■ Description of the task ■
Transcribe the records in full, keeping every character as it is.

■ Data provided ■
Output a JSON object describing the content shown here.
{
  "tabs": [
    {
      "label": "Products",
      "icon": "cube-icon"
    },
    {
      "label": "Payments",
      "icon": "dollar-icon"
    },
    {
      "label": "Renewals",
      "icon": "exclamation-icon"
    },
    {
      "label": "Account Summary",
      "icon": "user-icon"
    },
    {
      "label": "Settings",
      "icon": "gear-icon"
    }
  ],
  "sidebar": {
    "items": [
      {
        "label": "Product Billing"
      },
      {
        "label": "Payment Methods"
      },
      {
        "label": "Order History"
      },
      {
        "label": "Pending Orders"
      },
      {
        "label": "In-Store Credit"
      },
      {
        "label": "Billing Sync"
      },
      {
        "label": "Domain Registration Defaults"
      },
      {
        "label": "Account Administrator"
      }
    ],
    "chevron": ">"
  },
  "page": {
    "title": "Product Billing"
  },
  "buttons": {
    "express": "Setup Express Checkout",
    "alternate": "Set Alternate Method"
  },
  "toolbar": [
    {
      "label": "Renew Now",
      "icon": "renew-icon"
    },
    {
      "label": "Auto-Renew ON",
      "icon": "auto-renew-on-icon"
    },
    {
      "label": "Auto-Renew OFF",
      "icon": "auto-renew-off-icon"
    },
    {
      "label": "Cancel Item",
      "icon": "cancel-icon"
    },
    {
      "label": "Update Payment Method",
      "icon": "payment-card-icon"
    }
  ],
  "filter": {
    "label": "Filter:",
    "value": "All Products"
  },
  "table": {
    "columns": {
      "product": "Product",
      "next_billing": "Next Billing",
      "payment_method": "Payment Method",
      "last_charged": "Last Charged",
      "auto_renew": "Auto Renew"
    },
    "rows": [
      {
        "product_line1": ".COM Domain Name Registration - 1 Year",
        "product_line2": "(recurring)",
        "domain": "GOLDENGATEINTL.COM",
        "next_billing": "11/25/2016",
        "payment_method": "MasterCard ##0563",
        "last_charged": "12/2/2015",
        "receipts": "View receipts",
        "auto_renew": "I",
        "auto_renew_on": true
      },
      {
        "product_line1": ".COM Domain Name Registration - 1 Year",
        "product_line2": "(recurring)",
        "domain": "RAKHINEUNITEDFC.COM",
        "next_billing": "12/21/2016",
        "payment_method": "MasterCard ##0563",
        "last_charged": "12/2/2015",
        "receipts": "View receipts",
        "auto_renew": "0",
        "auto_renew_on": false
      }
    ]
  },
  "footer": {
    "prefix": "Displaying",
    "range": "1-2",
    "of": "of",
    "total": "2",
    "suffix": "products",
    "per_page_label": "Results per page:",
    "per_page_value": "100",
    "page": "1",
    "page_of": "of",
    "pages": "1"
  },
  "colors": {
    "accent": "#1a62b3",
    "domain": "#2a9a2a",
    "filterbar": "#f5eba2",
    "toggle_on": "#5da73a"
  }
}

■ Output of the task ■
Output a JSON object describing the content shown here.
{
  "tabs": [
    {
      "label": "Products",
      "icon": "cube-icon"
    },
    {
      "label": "Payments",
      "icon": "dollar-icon"
    },
    {
      "label": "Renewals",
      "icon": "exclamation-icon"
    },
    {
      "label": "Account Summary",
      "icon": "user-icon"
    },
    {
      "label": "Settings",
      "icon": "gear-icon"
    }
  ],
  "sidebar": {
    "items": [
      {
        "label": "Product Billing"
      },
      {
        "label": "Payment Methods"
      },
      {
        "label": "Order History"
      },
      {
        "label": "Pending Orders"
      },
      {
        "label": "In-Store Credit"
      },
      {
        "label": "Billing Sync"
      },
      {
        "label": "Domain Registration Defaults"
      },
      {
        "label": "Account Administrator"
      }
    ],
    "chevron": ">"
  },
  "page": {
    "title": "Product Billing"
  },
  "buttons": {
    "express": "Setup Express Checkout",
    "alternate": "Set Alternate Method"
  },
  "toolbar": [
    {
      "label": "Renew Now",
      "icon": "renew-icon"
    },
    {
      "label": "Auto-Renew ON",
      "icon": "auto-renew-on-icon"
    },
    {
      "label": "Auto-Renew OFF",
      "icon": "auto-renew-off-icon"
    },
    {
      "label": "Cancel Item",
      "icon": "cancel-icon"
    },
    {
      "label": "Update Payment Method",
      "icon": "payment-card-icon"
    }
  ],
  "filter": {
    "label": "Filter:",
    "value": "All Products"
  },
  "table": {
    "columns": {
      "product": "Product",
      "next_billing": "Next Billing",
      "payment_method": "Payment Method",
      "last_charged": "Last Charged",
      "auto_renew": "Auto Renew"
    },
    "rows": [
      {
        "product_line1": ".COM Domain Name Registration - 1 Year",
        "product_line2": "(recurring)",
        "domain": "GOLDENGATEINTL.COM",
        "next_billing": "11/25/2016",
        "payment_method": "MasterCard ##0563",
        "last_charged": "12/2/2015",
        "receipts": "View receipts",
        "auto_renew": "I",
        "auto_renew_on": true
      },
      {
        "product_line1": ".COM Domain Name Registration - 1 Year",
        "product_line2": "(recurring)",
        "domain": "RAKHINEUNITEDFC.COM",
        "next_billing": "12/21/2016",
        "payment_method": "MasterCard ##0563",
        "last_charged": "12/2/2015",
        "receipts": "View receipts",
        "auto_renew": "0",
        "auto_renew_on": false
      }
    ]
  },
  "footer": {
    "prefix": "Displaying",
    "range": "1-2",
    "of": "of",
    "total": "2",
    "suffix": "products",
    "per_page_label": "Results per page:",
    "per_page_value": "100",
    "page": "1",
    "page_of": "of",
    "pages": "1"
  },
  "colors": {
    "accent": "#1a62b3",
    "domain": "#2a9a2a",
    "filterbar": "#f5eba2",
    "toggle_on": "#5da73a"
  }
}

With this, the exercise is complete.